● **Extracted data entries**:
####
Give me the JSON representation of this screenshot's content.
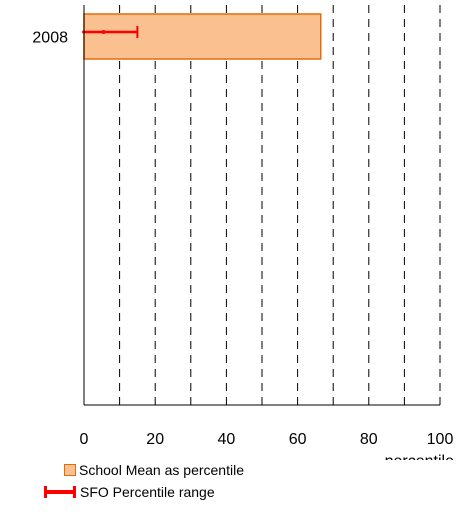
{
  "chart_data": {
    "type": "bar",
    "orientation": "horizontal",
    "categories": [
      "2008"
    ],
    "series": [
      {
        "name": "School Mean as percentile",
        "values": [
          66.5
        ],
        "color": "#fac090",
        "edge_color": "#e46c0a"
      }
    ],
    "error_range": {
      "name": "SFO Percentile range",
      "low": [
        -0.5
      ],
      "high": [
        15
      ],
      "marker": [
        5.5
      ],
      "color": "#ff0000"
    },
    "title": "",
    "xlabel": "percentile",
    "ylabel": "",
    "xlim": [
      0,
      100
    ],
    "xticks": [
      "0",
      "20",
      "40",
      "60",
      "80",
      "100"
    ],
    "grid": "vertical dashed every 10",
    "legend_position": "bottom-left"
  }
}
####
● **Written instruction**: Return every line of the records exactly as given, pictures excluded.

● **Result of this exercise**:
Give me the JSON representation of this screenshot's content.
{
  "chart_data": {
    "type": "bar",
    "orientation": "horizontal",
    "categories": [
      "2008"
    ],
    "series": [
      {
        "name": "School Mean as percentile",
        "values": [
          66.5
        ],
        "color": "#fac090",
        "edge_color": "#e46c0a"
      }
    ],
    "error_range": {
      "name": "SFO Percentile range",
      "low": [
        -0.5
      ],
      "high": [
        15
      ],
      "marker": [
        5.5
      ],
      "color": "#ff0000"
    },
    "title": "",
    "xlabel": "percentile",
    "ylabel": "",
    "xlim": [
      0,
      100
    ],
    "xticks": [
      "0",
      "20",
      "40",
      "60",
      "80",
      "100"
    ],
    "grid": "vertical dashed every 10",
    "legend_position": "bottom-left"
  }
}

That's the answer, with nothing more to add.